→ **GIVEN REQUEST**:
Please pull out every line that includes the string "author".
[Start THE DATA]
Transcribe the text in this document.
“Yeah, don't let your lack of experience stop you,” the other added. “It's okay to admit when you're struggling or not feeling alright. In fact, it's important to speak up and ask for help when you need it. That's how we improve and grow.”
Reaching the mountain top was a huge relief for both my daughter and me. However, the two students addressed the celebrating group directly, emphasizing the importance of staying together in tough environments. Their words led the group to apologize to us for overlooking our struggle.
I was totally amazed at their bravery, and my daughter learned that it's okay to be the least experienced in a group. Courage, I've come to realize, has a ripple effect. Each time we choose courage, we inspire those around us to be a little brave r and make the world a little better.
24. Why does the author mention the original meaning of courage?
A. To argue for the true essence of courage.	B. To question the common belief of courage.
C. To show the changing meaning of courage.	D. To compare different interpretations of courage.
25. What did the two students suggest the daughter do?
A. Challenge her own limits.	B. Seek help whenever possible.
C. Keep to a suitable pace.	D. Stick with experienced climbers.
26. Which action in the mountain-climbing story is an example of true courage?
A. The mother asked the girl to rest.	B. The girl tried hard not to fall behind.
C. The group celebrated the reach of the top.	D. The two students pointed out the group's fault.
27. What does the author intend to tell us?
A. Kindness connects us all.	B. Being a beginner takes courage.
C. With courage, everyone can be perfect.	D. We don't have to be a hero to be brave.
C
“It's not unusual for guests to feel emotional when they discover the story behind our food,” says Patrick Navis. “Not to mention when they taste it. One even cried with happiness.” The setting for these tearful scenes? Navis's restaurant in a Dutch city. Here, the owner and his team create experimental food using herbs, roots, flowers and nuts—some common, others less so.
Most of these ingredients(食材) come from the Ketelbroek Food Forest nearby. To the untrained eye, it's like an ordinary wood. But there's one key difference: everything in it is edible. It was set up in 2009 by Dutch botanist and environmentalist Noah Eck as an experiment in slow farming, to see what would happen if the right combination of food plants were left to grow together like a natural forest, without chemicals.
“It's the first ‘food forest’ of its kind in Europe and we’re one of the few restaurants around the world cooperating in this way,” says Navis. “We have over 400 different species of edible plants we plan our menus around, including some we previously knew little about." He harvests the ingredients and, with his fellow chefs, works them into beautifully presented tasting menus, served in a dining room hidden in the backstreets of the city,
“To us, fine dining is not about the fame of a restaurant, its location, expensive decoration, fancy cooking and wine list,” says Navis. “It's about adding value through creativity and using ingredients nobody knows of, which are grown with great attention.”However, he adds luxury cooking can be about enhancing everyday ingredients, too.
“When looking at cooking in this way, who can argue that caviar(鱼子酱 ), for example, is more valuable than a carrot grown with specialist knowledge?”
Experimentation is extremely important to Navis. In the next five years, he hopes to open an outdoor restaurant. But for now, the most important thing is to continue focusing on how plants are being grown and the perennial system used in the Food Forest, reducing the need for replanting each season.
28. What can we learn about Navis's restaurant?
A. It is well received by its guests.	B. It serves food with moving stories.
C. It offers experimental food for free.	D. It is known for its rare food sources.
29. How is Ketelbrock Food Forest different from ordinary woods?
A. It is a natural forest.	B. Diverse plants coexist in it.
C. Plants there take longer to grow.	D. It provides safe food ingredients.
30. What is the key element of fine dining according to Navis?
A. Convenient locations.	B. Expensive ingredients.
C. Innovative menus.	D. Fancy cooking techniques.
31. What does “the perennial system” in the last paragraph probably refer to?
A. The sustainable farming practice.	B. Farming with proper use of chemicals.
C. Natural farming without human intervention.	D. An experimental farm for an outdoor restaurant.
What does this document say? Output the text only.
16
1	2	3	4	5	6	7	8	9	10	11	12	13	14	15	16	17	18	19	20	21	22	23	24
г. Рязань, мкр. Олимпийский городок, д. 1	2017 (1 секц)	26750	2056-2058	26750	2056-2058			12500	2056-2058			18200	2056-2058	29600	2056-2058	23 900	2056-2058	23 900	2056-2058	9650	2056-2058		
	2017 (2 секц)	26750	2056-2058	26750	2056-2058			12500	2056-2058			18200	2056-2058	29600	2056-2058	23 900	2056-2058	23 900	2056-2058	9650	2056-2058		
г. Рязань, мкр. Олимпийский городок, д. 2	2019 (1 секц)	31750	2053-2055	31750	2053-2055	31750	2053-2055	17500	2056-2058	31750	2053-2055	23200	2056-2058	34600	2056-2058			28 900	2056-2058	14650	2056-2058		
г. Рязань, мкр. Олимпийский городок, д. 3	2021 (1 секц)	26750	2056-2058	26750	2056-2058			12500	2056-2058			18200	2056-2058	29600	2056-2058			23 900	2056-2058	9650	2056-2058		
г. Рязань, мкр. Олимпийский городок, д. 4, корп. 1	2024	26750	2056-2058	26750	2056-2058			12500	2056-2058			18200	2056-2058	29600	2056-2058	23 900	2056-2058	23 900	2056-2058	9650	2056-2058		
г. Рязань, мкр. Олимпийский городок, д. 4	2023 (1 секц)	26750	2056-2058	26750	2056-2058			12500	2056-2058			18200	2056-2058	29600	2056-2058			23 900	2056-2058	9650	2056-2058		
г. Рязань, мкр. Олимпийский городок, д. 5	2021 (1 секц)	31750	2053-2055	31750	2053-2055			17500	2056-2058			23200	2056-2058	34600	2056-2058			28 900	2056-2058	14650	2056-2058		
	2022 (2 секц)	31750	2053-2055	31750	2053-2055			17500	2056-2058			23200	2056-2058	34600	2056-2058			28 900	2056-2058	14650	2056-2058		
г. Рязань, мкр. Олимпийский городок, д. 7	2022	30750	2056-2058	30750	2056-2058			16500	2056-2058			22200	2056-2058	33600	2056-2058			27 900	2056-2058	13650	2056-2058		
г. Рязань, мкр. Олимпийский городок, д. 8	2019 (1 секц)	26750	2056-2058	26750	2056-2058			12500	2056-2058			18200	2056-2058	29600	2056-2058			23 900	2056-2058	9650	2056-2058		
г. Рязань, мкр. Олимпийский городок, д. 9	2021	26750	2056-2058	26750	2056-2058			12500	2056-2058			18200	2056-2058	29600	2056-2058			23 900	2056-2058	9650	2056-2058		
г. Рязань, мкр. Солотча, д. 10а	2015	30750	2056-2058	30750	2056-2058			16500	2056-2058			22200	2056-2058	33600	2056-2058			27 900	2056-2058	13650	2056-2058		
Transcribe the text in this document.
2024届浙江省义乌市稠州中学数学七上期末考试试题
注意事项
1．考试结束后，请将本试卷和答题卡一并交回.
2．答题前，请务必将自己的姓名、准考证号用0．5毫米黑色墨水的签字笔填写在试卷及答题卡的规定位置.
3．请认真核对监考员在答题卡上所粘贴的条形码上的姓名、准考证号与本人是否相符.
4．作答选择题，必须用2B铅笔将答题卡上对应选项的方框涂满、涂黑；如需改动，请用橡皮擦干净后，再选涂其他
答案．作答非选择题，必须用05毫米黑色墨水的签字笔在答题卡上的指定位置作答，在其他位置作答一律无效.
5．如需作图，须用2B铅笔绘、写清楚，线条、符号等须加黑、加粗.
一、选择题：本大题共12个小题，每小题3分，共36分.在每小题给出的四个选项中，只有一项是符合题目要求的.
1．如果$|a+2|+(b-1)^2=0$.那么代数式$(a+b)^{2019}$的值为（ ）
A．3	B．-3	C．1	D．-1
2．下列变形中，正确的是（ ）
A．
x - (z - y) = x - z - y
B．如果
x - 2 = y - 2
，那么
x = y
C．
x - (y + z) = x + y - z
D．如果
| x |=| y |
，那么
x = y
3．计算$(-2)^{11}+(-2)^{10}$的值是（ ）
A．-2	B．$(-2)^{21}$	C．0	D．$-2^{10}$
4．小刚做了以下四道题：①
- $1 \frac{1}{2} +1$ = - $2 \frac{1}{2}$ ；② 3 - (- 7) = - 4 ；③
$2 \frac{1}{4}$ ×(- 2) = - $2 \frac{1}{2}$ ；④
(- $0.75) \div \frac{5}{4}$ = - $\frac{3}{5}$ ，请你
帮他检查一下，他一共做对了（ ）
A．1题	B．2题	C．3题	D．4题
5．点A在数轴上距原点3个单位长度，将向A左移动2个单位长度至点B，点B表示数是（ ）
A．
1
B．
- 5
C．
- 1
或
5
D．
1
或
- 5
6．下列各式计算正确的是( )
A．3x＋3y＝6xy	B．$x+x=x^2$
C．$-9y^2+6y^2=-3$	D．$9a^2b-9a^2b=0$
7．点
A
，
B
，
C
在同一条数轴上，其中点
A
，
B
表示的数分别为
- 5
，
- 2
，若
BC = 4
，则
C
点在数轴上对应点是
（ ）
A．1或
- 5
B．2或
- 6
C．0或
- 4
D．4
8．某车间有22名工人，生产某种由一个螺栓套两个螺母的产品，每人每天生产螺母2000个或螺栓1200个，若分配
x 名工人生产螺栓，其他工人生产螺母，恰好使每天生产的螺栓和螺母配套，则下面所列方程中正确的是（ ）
[End THE DATA]
→ **FULL ANSWER**:
24. Why does the author mention the original meaning of courage?
27. What does the author intend to tell us?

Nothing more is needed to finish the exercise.